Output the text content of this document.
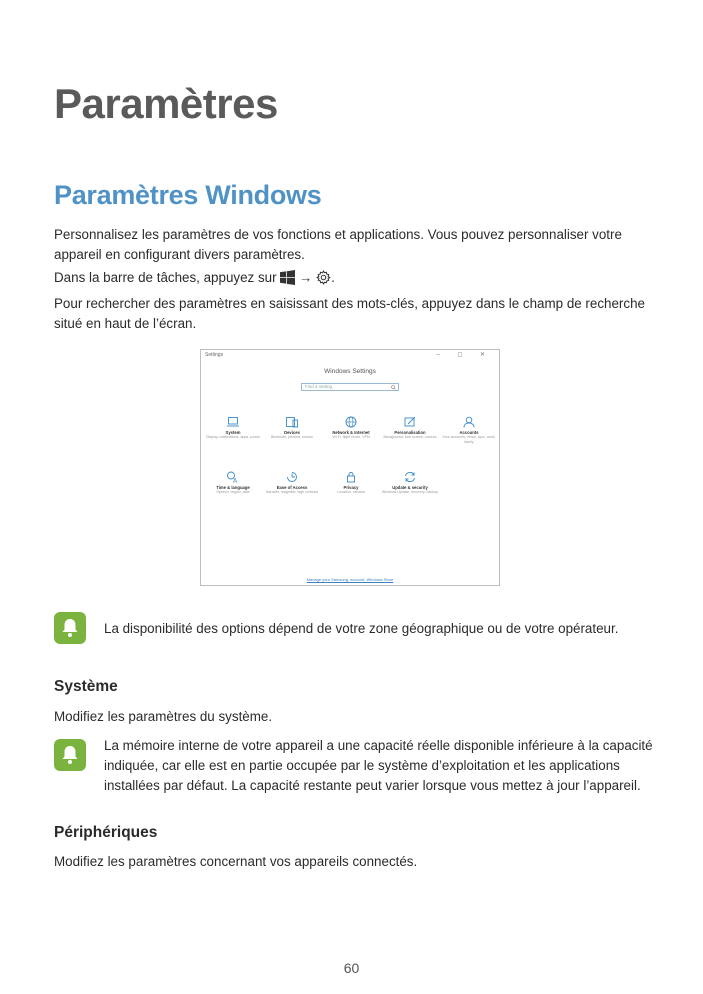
Paramètres
Paramètres Windows
Personnalisez les paramètres de vos fonctions et applications. Vous pouvez personnaliser votre appareil en configurant divers paramètres.
Dans la barre de tâches, appuyez sur → .
Pour rechercher des paramètres en saisissant des mots-clés, appuyez dans le champ de recherche situé en haut de l’écran.
Settings	– ◻ ✕
Windows Settings
Find a setting
System
Display, notifications, apps, power
Devices
Bluetooth, printers, mouse
Network & Internet
Wi-Fi, flight mode, VPN
Personalisation
Background, lock screen, colours
Accounts
Your accounts, email, sync, work, family
A
Time & language
Speech, region, date
Ease of Access
Narrator, magnifier, high contrast
Privacy
Location, camera
Update & security
Windows Update, recovery, backup
Manage your Samsung, account, Windows Store
La disponibilité des options dépend de votre zone géographique ou de votre opérateur.
Système
Modifiez les paramètres du système.
La mémoire interne de votre appareil a une capacité réelle disponible inférieure à la capacité indiquée, car elle est en partie occupée par le système d’exploitation et les applications installées par défaut. La capacité restante peut varier lorsque vous mettez à jour l’appareil.
Périphériques
Modifiez les paramètres concernant vos appareils connectés.
60
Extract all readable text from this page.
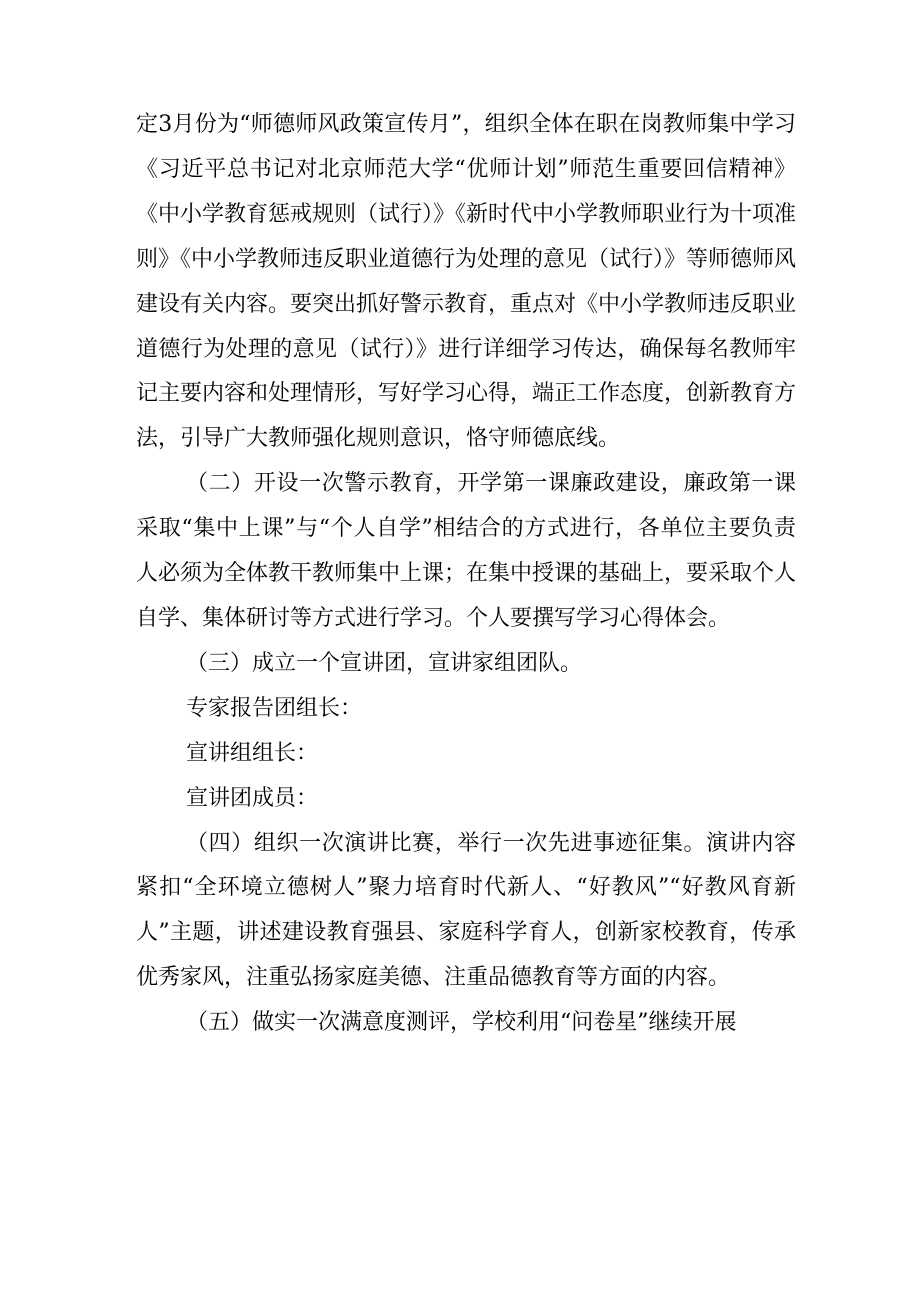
定3月份为“师德师风政策宣传月”，组织全体在职在岗教师集中学习《习近平总书记对北京师范大学“优师计划”师范生重要回信精神》《中小学教育惩戒规则（试行）》《新时代中小学教师职业行为十项准则》《中小学教师违反职业道德行为处理的意见（试行）》等师德师风建设有关内容。要突出抓好警示教育，重点对《中小学教师违反职业道德行为处理的意见（试行）》进行详细学习传达，确保每名教师牢记主要内容和处理情形，写好学习心得，端正工作态度，创新教育方法，引导广大教师强化规则意识，恪守师德底线。

（二）开设一次警示教育，开学第一课廉政建设，廉政第一课采取“集中上课”与“个人自学”相结合的方式进行，各单位主要负责人必须为全体教干教师集中上课；在集中授课的基础上，要采取个人自学、集体研讨等方式进行学习。个人要撰写学习心得体会。

（三）成立一个宣讲团，宣讲家组团队。

专家报告团组长：

宣讲组组长：

宣讲团成员：

（四）组织一次演讲比赛，举行一次先进事迹征集。演讲内容紧扣“全环境立德树人”聚力培育时代新人、“好教风”“好教风育新人”主题，讲述建设教育强县、家庭科学育人，创新家校教育，传承优秀家风，注重弘扬家庭美德、注重品德教育等方面的内容。

（五）做实一次满意度测评，学校利用“问卷星”继续开展
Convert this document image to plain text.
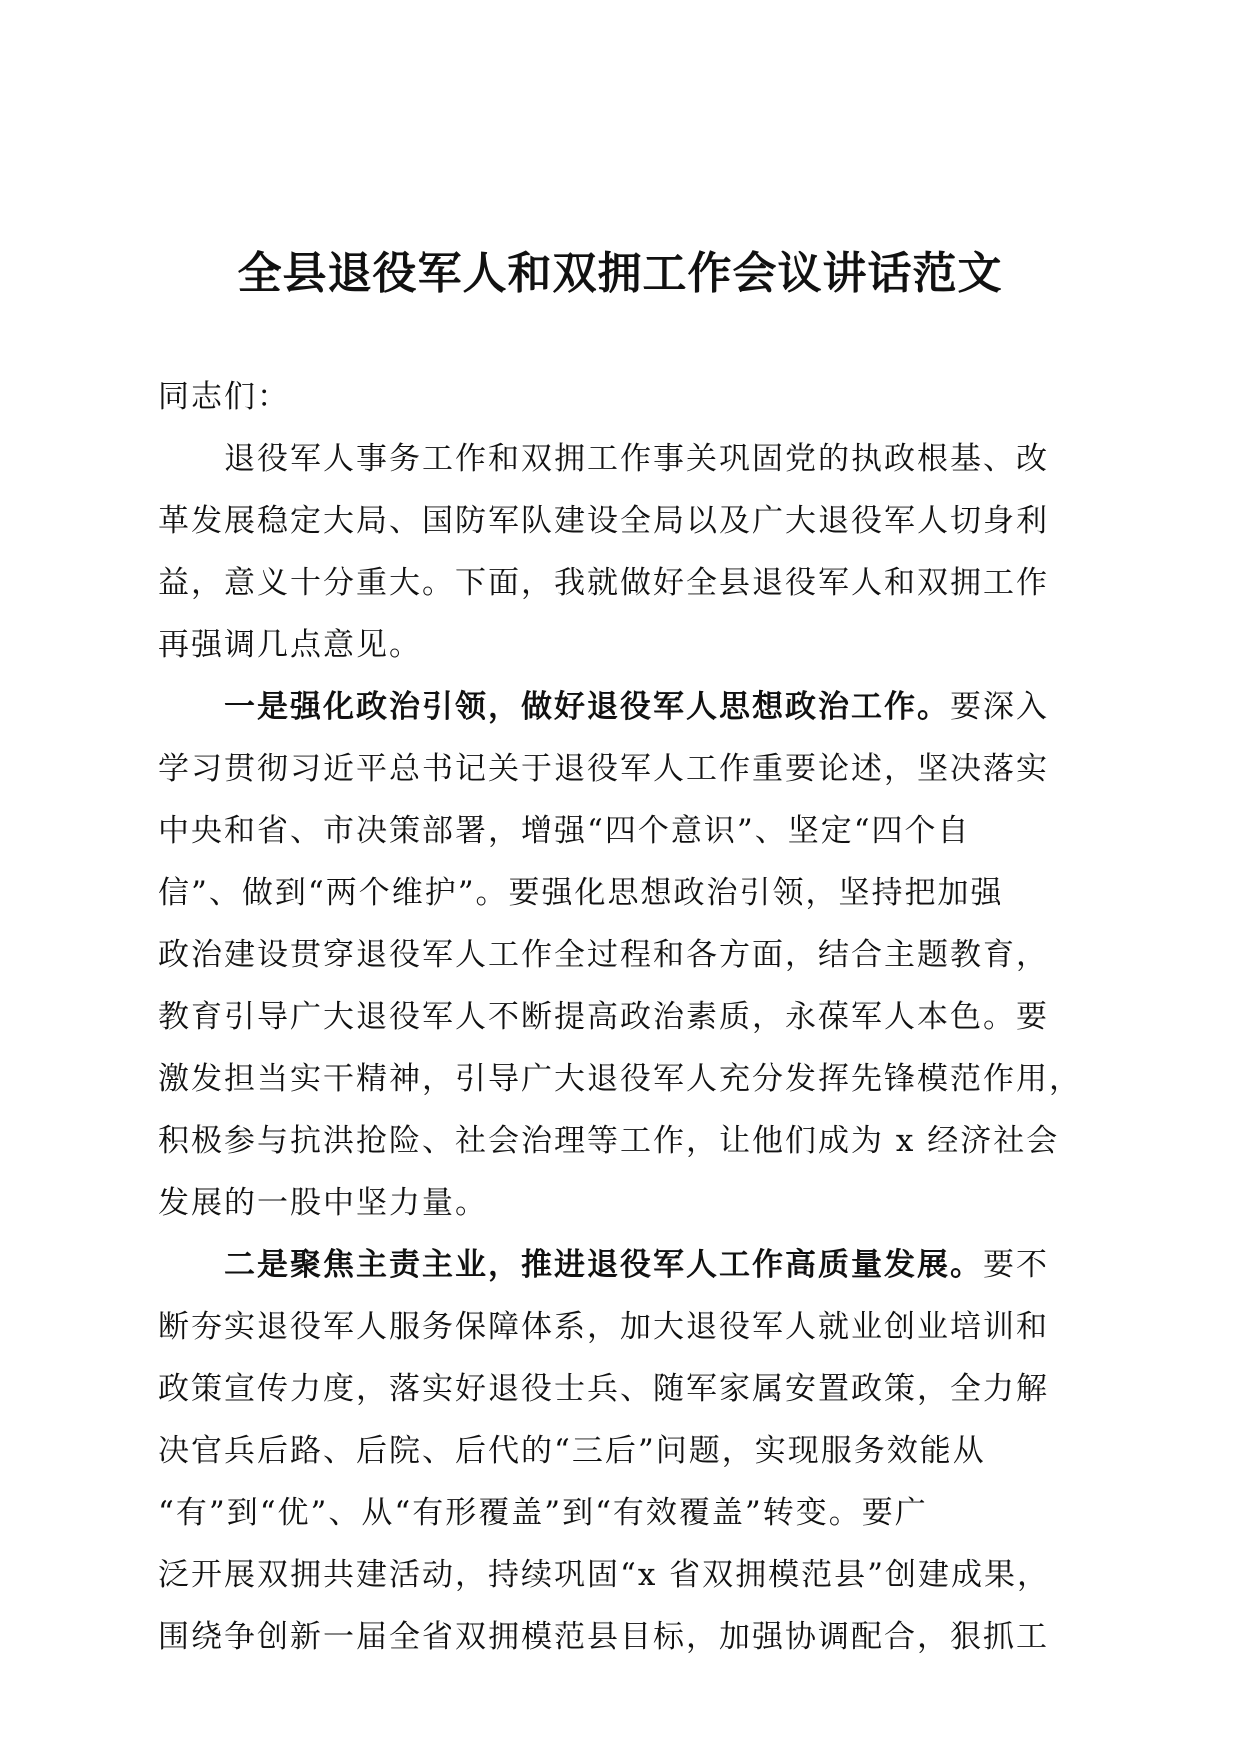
全县退役军人和双拥工作会议讲话范文
同志们：
退役军人事务工作和双拥工作事关巩固党的执政根基、改
革发展稳定大局、国防军队建设全局以及广大退役军人切身利
益，意义十分重大。下面，我就做好全县退役军人和双拥工作
再强调几点意见。
一是强化政治引领，做好退役军人思想政治工作。要深入
学习贯彻习近平总书记关于退役军人工作重要论述，坚决落实
中央和省、市决策部署，增强“四个意识”、坚定“四个自
信”、做到“两个维护”。要强化思想政治引领，坚持把加强
政治建设贯穿退役军人工作全过程和各方面，结合主题教育，
教育引导广大退役军人不断提高政治素质，永葆军人本色。要
激发担当实干精神，引导广大退役军人充分发挥先锋模范作用，
积极参与抗洪抢险、社会治理等工作，让他们成为 x 经济社会
发展的一股中坚力量。
二是聚焦主责主业，推进退役军人工作高质量发展。要不
断夯实退役军人服务保障体系，加大退役军人就业创业培训和
政策宣传力度，落实好退役士兵、随军家属安置政策，全力解
决官兵后路、后院、后代的“三后”问题，实现服务效能从
“有”到“优”、从“有形覆盖”到“有效覆盖”转变。要广
泛开展双拥共建活动，持续巩固“x 省双拥模范县”创建成果，
围绕争创新一届全省双拥模范县目标，加强协调配合，狠抓工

========

GIVEN TASK
For the entries above, state how many lines contain the word "document". Provide the number by itself.

COMPLETE OUTPUT
2